EXTRACTED MATERIAL =>
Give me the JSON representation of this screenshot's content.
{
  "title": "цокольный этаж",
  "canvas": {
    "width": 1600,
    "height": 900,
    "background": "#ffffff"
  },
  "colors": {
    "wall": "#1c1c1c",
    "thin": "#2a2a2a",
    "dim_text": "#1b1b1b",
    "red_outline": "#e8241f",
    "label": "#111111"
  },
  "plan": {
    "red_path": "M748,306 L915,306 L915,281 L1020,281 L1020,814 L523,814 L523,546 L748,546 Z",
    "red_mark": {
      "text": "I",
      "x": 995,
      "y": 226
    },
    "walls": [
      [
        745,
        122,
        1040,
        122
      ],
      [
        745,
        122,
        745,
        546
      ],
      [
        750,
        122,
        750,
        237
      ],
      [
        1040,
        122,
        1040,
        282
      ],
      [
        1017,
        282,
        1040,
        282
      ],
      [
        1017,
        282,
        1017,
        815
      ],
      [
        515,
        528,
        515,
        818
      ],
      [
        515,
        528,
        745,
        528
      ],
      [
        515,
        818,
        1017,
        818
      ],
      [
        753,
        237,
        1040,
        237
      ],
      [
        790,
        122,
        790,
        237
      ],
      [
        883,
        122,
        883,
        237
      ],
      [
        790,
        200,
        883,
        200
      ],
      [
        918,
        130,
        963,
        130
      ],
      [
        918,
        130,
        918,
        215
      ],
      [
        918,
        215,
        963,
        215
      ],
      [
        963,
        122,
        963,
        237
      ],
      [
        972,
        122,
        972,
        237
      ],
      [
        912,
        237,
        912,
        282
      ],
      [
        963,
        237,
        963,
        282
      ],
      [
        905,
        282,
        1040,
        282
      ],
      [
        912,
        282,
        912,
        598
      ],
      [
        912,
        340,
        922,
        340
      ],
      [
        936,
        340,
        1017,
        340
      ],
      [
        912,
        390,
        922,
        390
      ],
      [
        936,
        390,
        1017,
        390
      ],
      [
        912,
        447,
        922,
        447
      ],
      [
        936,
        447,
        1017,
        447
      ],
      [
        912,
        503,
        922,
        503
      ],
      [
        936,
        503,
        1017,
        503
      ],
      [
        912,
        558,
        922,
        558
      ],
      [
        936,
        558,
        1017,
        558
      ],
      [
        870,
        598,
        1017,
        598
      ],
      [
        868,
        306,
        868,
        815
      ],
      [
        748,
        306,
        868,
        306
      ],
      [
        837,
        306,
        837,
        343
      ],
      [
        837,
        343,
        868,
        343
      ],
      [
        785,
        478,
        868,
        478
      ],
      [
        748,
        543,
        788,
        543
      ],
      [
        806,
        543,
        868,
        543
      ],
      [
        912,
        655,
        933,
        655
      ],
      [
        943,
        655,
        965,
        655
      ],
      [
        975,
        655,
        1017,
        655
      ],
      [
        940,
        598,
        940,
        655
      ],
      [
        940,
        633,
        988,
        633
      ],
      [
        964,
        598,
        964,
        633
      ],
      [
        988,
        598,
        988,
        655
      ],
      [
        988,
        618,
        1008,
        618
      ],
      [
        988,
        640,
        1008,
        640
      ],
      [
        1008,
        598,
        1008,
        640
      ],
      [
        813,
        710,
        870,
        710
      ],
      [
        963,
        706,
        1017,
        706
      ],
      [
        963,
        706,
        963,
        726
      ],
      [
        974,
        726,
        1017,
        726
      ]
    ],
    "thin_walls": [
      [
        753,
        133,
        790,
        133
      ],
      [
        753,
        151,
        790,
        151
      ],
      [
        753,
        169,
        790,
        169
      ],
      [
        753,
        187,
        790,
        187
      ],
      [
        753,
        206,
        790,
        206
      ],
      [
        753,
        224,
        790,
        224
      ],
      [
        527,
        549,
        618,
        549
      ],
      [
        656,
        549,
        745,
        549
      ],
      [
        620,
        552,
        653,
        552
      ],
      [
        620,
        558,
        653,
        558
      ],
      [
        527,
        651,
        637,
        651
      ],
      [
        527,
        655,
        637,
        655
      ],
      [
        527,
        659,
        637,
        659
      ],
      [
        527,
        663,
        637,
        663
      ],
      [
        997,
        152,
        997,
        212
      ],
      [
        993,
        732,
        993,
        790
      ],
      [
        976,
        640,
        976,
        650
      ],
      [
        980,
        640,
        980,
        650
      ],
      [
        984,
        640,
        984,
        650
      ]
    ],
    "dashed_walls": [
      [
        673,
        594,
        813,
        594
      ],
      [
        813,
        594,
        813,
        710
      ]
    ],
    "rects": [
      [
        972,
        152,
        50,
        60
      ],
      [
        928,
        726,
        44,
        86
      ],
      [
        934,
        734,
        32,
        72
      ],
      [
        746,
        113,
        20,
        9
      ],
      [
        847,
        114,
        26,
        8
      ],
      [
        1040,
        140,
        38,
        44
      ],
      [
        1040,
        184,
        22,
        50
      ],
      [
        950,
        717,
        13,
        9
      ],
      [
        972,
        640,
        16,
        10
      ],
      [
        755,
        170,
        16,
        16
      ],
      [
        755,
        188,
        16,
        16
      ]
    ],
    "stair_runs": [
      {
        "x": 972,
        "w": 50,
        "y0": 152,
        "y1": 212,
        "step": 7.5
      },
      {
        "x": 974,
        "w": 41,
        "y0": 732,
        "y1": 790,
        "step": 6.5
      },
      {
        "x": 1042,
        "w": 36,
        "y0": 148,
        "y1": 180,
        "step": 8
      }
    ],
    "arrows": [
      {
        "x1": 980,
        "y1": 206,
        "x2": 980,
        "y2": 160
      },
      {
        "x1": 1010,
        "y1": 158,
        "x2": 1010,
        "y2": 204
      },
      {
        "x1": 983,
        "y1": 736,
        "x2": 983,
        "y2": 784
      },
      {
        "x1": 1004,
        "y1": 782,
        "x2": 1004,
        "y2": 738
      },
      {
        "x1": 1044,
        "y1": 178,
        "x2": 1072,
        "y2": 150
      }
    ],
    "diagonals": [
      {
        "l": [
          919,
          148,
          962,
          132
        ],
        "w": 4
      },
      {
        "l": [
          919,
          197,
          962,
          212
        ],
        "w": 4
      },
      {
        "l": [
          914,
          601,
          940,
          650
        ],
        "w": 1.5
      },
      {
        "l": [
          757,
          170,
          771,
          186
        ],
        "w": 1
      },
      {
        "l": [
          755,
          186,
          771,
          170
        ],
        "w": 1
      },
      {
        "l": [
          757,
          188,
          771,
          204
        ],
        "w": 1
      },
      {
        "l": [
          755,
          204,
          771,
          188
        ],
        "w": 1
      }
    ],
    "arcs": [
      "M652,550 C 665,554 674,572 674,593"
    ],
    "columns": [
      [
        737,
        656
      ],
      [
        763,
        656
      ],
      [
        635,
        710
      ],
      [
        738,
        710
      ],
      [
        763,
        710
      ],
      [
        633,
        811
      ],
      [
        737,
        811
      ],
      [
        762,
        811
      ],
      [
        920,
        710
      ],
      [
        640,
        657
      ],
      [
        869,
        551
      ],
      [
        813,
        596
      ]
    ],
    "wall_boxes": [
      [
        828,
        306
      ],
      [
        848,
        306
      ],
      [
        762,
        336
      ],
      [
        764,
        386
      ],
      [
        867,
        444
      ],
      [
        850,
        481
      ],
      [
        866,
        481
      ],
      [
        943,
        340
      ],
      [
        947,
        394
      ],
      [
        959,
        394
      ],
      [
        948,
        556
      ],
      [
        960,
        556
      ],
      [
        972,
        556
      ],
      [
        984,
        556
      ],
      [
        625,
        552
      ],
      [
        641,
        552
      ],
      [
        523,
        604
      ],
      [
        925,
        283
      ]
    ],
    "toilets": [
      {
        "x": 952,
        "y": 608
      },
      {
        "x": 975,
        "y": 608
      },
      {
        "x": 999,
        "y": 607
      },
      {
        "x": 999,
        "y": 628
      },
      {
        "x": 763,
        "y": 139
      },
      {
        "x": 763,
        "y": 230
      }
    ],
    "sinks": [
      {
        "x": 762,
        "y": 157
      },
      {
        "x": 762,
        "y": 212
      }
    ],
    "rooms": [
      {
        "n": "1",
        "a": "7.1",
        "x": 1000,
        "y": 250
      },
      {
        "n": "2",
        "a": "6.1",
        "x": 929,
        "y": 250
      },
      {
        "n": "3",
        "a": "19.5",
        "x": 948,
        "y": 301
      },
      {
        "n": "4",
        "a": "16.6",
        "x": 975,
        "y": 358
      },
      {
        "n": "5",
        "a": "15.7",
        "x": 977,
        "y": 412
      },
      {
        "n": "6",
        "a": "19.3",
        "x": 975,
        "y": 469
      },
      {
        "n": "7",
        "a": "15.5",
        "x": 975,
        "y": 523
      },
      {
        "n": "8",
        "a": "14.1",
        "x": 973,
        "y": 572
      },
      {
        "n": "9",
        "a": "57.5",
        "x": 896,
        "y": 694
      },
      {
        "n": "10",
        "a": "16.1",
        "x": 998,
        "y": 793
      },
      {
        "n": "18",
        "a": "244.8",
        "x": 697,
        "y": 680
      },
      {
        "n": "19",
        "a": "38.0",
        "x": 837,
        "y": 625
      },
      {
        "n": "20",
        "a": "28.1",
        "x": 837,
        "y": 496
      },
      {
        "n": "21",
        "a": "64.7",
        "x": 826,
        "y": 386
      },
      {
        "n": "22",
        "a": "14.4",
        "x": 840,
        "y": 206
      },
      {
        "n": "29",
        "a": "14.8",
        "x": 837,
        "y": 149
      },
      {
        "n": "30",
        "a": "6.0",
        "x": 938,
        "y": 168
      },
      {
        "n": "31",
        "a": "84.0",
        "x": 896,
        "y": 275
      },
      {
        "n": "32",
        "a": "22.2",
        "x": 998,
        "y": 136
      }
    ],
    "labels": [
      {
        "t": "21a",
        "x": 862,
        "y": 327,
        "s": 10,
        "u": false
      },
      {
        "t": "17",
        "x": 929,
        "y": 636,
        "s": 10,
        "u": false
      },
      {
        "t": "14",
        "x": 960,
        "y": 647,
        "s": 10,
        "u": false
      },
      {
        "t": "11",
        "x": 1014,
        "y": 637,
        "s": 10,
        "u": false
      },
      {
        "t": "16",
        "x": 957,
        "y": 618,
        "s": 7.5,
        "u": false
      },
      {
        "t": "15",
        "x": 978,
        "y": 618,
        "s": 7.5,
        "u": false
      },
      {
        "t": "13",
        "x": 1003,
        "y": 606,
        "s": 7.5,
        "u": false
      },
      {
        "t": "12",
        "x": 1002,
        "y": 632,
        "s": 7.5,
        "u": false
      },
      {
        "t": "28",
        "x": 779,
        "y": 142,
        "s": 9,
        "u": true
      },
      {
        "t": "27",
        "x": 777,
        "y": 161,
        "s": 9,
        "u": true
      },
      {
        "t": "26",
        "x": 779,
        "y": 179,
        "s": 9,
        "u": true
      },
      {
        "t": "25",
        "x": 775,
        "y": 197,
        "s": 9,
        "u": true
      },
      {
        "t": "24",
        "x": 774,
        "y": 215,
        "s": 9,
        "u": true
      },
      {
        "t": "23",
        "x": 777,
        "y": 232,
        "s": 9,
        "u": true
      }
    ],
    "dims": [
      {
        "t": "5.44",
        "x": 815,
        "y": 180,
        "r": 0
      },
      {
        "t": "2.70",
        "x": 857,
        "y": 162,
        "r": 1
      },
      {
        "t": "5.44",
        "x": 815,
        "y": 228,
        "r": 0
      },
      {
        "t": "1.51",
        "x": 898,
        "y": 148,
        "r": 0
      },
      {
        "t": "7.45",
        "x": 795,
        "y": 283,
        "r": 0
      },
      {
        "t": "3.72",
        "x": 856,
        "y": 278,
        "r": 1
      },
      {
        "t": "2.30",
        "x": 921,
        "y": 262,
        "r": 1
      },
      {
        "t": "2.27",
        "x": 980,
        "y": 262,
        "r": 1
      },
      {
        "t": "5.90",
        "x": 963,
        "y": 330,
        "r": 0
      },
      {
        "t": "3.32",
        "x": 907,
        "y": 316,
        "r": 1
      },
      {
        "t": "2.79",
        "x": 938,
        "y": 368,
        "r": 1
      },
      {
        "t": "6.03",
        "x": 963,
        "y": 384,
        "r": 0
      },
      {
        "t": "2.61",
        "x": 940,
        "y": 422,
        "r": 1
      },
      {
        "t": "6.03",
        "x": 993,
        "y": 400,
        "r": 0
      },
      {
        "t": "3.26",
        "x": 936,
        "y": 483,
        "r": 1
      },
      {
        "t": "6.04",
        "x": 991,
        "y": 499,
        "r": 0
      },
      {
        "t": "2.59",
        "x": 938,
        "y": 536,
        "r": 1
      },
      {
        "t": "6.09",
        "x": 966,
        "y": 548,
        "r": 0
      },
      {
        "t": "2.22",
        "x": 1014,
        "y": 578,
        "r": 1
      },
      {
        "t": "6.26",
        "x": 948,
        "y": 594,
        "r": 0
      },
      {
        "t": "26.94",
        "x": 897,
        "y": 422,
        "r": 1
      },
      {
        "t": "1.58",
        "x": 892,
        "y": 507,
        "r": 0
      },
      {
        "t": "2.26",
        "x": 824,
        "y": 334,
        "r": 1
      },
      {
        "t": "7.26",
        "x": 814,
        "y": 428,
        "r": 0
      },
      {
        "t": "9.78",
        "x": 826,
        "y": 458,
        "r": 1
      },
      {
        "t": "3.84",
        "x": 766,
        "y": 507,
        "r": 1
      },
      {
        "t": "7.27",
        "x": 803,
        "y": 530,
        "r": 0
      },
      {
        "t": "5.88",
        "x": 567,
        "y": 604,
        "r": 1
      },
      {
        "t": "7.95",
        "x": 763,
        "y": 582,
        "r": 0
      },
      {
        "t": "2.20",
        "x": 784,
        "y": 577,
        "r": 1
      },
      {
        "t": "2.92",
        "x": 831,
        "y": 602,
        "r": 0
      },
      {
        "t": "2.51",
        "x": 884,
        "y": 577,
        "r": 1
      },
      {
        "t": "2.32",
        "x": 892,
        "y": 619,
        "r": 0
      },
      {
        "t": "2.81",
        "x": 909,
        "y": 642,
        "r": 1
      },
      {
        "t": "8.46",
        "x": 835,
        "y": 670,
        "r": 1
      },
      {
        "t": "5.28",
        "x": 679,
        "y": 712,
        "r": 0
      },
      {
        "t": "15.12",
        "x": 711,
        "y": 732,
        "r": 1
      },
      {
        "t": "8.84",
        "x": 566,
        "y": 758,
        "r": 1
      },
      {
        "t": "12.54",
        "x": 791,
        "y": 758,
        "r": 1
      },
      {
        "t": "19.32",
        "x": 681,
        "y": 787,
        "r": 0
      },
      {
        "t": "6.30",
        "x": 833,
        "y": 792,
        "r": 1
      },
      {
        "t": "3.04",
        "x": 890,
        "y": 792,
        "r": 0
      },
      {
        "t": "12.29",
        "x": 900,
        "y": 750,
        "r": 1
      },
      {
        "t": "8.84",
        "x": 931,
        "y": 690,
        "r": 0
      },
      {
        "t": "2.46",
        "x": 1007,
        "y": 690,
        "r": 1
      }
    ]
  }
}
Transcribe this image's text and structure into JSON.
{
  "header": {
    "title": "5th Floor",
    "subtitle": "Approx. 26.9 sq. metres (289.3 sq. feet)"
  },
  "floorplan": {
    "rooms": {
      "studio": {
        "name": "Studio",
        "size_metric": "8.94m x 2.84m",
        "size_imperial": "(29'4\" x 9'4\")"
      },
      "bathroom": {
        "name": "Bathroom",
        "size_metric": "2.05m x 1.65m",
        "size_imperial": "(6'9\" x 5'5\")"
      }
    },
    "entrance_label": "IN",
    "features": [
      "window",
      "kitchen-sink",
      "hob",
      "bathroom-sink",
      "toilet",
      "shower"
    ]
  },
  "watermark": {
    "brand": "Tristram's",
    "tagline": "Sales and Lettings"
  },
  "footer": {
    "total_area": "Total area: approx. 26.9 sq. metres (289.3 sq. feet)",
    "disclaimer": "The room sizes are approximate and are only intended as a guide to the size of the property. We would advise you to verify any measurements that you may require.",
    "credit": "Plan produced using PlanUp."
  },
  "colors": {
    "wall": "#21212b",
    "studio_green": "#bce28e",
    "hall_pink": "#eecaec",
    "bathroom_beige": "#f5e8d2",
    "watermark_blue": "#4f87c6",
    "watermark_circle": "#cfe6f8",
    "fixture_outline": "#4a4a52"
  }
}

WRITTEN PROBLEM =>
Write out every line of the listing that holds the word "metres".

REPLY =>
    "subtitle": "Approx. 26.9 sq. metres (289.3 sq. feet)"
    "total_area": "Total area: approx. 26.9 sq. metres (289.3 sq. feet)",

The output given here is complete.